(Stored records)
— START —
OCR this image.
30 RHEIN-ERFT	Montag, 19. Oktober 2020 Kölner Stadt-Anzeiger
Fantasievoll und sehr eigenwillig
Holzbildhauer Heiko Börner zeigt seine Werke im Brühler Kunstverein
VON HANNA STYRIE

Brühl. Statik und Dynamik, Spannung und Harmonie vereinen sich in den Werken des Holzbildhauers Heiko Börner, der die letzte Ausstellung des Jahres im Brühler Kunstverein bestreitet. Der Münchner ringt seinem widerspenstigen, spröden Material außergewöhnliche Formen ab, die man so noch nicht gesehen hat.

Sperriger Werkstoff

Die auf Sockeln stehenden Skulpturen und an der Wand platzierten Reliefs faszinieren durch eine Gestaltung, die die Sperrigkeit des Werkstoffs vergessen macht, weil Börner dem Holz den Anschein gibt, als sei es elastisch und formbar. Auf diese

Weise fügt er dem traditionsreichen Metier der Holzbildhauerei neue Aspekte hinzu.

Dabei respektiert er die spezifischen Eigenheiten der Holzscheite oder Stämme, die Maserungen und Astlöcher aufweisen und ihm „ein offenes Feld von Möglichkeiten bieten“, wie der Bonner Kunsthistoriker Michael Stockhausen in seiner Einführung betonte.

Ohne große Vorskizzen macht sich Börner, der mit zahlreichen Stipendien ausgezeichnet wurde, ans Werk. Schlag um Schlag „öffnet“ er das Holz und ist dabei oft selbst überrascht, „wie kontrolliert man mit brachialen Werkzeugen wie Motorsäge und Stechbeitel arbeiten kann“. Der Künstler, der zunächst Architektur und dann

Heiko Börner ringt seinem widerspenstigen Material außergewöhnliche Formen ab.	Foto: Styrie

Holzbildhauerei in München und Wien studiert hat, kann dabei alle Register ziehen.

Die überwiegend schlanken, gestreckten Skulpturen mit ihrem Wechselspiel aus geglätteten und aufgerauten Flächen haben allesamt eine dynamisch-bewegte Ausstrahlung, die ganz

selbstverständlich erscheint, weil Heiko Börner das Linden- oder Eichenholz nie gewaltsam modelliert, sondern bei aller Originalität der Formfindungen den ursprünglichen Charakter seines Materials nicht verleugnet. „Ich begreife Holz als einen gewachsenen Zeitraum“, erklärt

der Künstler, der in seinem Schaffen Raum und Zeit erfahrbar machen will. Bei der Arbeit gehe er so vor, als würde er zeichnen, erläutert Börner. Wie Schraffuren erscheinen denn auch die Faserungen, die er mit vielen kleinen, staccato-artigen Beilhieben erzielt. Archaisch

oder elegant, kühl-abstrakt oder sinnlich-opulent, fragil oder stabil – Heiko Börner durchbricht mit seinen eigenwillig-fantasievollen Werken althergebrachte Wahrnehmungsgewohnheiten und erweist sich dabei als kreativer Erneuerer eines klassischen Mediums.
— END —
- [WRITTEN INSTRUCTION] Please quote the data above in full, with no line missing.

- [TASK SOLUTION]
OCR this image.
30 RHEIN-ERFT	Montag, 19. Oktober 2020 Kölner Stadt-Anzeiger
Fantasievoll und sehr eigenwillig
Holzbildhauer Heiko Börner zeigt seine Werke im Brühler Kunstverein
VON HANNA STYRIE

Brühl. Statik und Dynamik, Spannung und Harmonie vereinen sich in den Werken des Holzbildhauers Heiko Börner, der die letzte Ausstellung des Jahres im Brühler Kunstverein bestreitet. Der Münchner ringt seinem widerspenstigen, spröden Material außergewöhnliche Formen ab, die man so noch nicht gesehen hat.

Sperriger Werkstoff

Die auf Sockeln stehenden Skulpturen und an der Wand platzierten Reliefs faszinieren durch eine Gestaltung, die die Sperrigkeit des Werkstoffs vergessen macht, weil Börner dem Holz den Anschein gibt, als sei es elastisch und formbar. Auf diese

Weise fügt er dem traditionsreichen Metier der Holzbildhauerei neue Aspekte hinzu.

Dabei respektiert er die spezifischen Eigenheiten der Holzscheite oder Stämme, die Maserungen und Astlöcher aufweisen und ihm „ein offenes Feld von Möglichkeiten bieten“, wie der Bonner Kunsthistoriker Michael Stockhausen in seiner Einführung betonte.

Ohne große Vorskizzen macht sich Börner, der mit zahlreichen Stipendien ausgezeichnet wurde, ans Werk. Schlag um Schlag „öffnet“ er das Holz und ist dabei oft selbst überrascht, „wie kontrolliert man mit brachialen Werkzeugen wie Motorsäge und Stechbeitel arbeiten kann“. Der Künstler, der zunächst Architektur und dann

Heiko Börner ringt seinem widerspenstigen Material außergewöhnliche Formen ab.	Foto: Styrie

Holzbildhauerei in München und Wien studiert hat, kann dabei alle Register ziehen.

Die überwiegend schlanken, gestreckten Skulpturen mit ihrem Wechselspiel aus geglätteten und aufgerauten Flächen haben allesamt eine dynamisch-bewegte Ausstrahlung, die ganz

selbstverständlich erscheint, weil Heiko Börner das Linden- oder Eichenholz nie gewaltsam modelliert, sondern bei aller Originalität der Formfindungen den ursprünglichen Charakter seines Materials nicht verleugnet. „Ich begreife Holz als einen gewachsenen Zeitraum“, erklärt

der Künstler, der in seinem Schaffen Raum und Zeit erfahrbar machen will. Bei der Arbeit gehe er so vor, als würde er zeichnen, erläutert Börner. Wie Schraffuren erscheinen denn auch die Faserungen, die er mit vielen kleinen, staccato-artigen Beilhieben erzielt. Archaisch

oder elegant, kühl-abstrakt oder sinnlich-opulent, fragil oder stabil – Heiko Börner durchbricht mit seinen eigenwillig-fantasievollen Werken althergebrachte Wahrnehmungsgewohnheiten und erweist sich dabei als kreativer Erneuerer eines klassischen Mediums.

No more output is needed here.